## [Exercise aim]
Copy each of the following rows word for word, keeping every character unchanged.

## [Record list]
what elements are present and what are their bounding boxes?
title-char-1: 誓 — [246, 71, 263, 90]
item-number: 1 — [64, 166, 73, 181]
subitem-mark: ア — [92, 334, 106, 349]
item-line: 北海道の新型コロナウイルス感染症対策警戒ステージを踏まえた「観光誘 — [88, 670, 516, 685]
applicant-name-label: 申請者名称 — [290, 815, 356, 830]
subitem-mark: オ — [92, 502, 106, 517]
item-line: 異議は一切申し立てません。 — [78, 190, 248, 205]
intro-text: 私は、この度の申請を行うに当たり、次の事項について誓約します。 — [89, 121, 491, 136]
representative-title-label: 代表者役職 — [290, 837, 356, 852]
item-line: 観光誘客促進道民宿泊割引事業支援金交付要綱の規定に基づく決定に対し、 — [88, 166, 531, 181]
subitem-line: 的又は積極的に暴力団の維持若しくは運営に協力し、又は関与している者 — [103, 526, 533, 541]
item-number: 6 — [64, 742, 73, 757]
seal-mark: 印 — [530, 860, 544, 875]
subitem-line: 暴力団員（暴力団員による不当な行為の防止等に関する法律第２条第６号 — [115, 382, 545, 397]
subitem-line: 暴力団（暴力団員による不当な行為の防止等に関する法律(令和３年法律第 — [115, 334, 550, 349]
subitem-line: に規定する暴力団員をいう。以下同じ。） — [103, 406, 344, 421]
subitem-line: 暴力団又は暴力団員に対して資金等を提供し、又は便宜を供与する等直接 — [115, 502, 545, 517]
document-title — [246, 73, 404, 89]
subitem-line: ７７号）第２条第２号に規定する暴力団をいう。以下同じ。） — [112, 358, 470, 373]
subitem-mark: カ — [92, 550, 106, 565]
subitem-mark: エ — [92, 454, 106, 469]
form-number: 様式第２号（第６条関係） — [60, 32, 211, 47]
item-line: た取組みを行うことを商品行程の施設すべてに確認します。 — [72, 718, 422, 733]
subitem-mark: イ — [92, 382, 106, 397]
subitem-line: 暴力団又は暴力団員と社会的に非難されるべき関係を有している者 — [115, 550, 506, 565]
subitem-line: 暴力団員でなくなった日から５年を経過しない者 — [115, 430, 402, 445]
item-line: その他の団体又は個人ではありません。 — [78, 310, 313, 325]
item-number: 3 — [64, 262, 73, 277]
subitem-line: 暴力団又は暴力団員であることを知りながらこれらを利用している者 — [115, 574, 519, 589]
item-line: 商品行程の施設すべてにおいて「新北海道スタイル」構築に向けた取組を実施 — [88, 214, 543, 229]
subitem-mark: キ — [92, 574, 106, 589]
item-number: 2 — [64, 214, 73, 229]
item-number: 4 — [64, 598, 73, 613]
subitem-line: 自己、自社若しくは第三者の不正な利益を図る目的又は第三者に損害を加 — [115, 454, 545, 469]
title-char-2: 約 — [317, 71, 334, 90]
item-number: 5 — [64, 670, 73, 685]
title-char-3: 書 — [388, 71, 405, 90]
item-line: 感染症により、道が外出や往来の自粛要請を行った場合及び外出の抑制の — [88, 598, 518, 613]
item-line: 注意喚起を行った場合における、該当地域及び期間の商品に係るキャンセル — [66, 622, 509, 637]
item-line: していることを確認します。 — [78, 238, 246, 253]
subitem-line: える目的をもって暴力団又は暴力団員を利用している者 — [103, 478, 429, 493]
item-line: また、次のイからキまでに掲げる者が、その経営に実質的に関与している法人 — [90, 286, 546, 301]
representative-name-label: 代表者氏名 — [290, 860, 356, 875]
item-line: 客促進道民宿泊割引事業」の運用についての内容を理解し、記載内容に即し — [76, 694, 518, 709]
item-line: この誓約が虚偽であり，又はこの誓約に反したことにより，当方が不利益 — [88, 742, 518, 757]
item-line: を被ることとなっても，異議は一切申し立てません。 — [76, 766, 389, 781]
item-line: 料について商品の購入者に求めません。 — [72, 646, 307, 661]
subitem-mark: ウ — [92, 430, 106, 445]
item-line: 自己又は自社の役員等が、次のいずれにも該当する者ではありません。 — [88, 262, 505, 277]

## [Output of the exercise]
what elements are present and what are their bounding boxes?
title-char-1: 誓 — [246, 71, 263, 90]
item-number: 1 — [64, 166, 73, 181]
subitem-mark: ア — [92, 334, 106, 349]
item-line: 北海道の新型コロナウイルス感染症対策警戒ステージを踏まえた「観光誘 — [88, 670, 516, 685]
applicant-name-label: 申請者名称 — [290, 815, 356, 830]
subitem-mark: オ — [92, 502, 106, 517]
item-line: 異議は一切申し立てません。 — [78, 190, 248, 205]
intro-text: 私は、この度の申請を行うに当たり、次の事項について誓約します。 — [89, 121, 491, 136]
representative-title-label: 代表者役職 — [290, 837, 356, 852]
item-line: 観光誘客促進道民宿泊割引事業支援金交付要綱の規定に基づく決定に対し、 — [88, 166, 531, 181]
subitem-line: 的又は積極的に暴力団の維持若しくは運営に協力し、又は関与している者 — [103, 526, 533, 541]
item-number: 6 — [64, 742, 73, 757]
seal-mark: 印 — [530, 860, 544, 875]
subitem-line: 暴力団員（暴力団員による不当な行為の防止等に関する法律第２条第６号 — [115, 382, 545, 397]
subitem-line: 暴力団（暴力団員による不当な行為の防止等に関する法律(令和３年法律第 — [115, 334, 550, 349]
subitem-line: に規定する暴力団員をいう。以下同じ。） — [103, 406, 344, 421]
subitem-line: 暴力団又は暴力団員に対して資金等を提供し、又は便宜を供与する等直接 — [115, 502, 545, 517]
document-title — [246, 73, 404, 89]
subitem-line: ７７号）第２条第２号に規定する暴力団をいう。以下同じ。） — [112, 358, 470, 373]
subitem-mark: カ — [92, 550, 106, 565]
subitem-mark: エ — [92, 454, 106, 469]
form-number: 様式第２号（第６条関係） — [60, 32, 211, 47]
item-line: た取組みを行うことを商品行程の施設すべてに確認します。 — [72, 718, 422, 733]
subitem-mark: イ — [92, 382, 106, 397]
subitem-line: 暴力団又は暴力団員と社会的に非難されるべき関係を有している者 — [115, 550, 506, 565]
subitem-line: 暴力団員でなくなった日から５年を経過しない者 — [115, 430, 402, 445]
item-line: その他の団体又は個人ではありません。 — [78, 310, 313, 325]
item-number: 3 — [64, 262, 73, 277]
subitem-line: 暴力団又は暴力団員であることを知りながらこれらを利用している者 — [115, 574, 519, 589]
item-line: 商品行程の施設すべてにおいて「新北海道スタイル」構築に向けた取組を実施 — [88, 214, 543, 229]
subitem-mark: キ — [92, 574, 106, 589]
item-number: 2 — [64, 214, 73, 229]
item-number: 4 — [64, 598, 73, 613]
subitem-line: 自己、自社若しくは第三者の不正な利益を図る目的又は第三者に損害を加 — [115, 454, 545, 469]
title-char-2: 約 — [317, 71, 334, 90]
item-number: 5 — [64, 670, 73, 685]
title-char-3: 書 — [388, 71, 405, 90]
item-line: 感染症により、道が外出や往来の自粛要請を行った場合及び外出の抑制の — [88, 598, 518, 613]
item-line: 注意喚起を行った場合における、該当地域及び期間の商品に係るキャンセル — [66, 622, 509, 637]
item-line: していることを確認します。 — [78, 238, 246, 253]
subitem-line: える目的をもって暴力団又は暴力団員を利用している者 — [103, 478, 429, 493]
item-line: また、次のイからキまでに掲げる者が、その経営に実質的に関与している法人 — [90, 286, 546, 301]
representative-name-label: 代表者氏名 — [290, 860, 356, 875]
item-line: 客促進道民宿泊割引事業」の運用についての内容を理解し、記載内容に即し — [76, 694, 518, 709]
item-line: この誓約が虚偽であり，又はこの誓約に反したことにより，当方が不利益 — [88, 742, 518, 757]
item-line: を被ることとなっても，異議は一切申し立てません。 — [76, 766, 389, 781]
item-line: 料について商品の購入者に求めません。 — [72, 646, 307, 661]
subitem-mark: ウ — [92, 430, 106, 445]
item-line: 自己又は自社の役員等が、次のいずれにも該当する者ではありません。 — [88, 262, 505, 277]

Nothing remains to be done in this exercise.